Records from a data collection
============================================================
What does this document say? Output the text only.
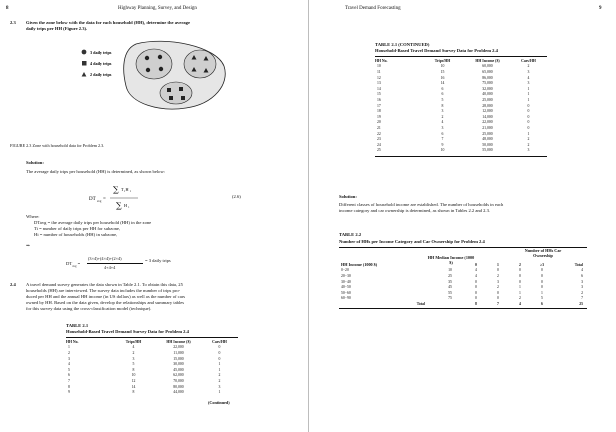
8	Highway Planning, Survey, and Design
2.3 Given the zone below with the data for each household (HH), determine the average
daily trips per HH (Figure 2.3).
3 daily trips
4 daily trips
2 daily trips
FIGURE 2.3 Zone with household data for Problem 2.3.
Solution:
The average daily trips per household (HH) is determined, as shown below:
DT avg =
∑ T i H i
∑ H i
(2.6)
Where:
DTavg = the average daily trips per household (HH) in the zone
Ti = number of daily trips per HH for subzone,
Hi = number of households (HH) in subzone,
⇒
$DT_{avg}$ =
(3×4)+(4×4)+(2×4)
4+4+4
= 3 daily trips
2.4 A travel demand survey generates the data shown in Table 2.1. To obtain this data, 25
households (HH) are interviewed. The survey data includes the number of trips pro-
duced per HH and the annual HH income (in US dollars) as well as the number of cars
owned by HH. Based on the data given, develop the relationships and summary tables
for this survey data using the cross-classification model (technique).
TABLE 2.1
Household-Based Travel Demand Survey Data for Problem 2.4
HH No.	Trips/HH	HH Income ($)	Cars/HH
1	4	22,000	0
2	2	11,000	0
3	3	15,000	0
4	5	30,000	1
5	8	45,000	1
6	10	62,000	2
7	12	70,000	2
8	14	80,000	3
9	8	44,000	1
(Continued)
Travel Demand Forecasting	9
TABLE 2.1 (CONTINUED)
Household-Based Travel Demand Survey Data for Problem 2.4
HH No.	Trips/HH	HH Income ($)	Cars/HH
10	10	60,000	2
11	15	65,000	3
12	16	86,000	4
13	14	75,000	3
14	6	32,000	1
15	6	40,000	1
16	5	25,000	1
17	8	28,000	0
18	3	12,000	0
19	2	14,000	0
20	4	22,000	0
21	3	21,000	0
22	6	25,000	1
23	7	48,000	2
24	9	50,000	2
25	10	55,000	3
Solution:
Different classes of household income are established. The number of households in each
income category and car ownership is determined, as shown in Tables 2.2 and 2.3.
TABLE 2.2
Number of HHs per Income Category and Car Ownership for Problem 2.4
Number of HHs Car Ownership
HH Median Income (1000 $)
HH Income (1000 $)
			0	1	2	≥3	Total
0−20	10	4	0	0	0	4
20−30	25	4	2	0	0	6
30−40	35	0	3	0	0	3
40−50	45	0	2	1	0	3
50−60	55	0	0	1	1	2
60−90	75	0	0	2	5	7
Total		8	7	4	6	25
============================================================
**TASK PROMPT**
Pick out, from the lines above, every one that contains the string "with".

**RIGHT ANSWER**
2.3 Given the zone below with the data for each household (HH), determine the average
FIGURE 2.3 Zone with household data for Problem 2.3.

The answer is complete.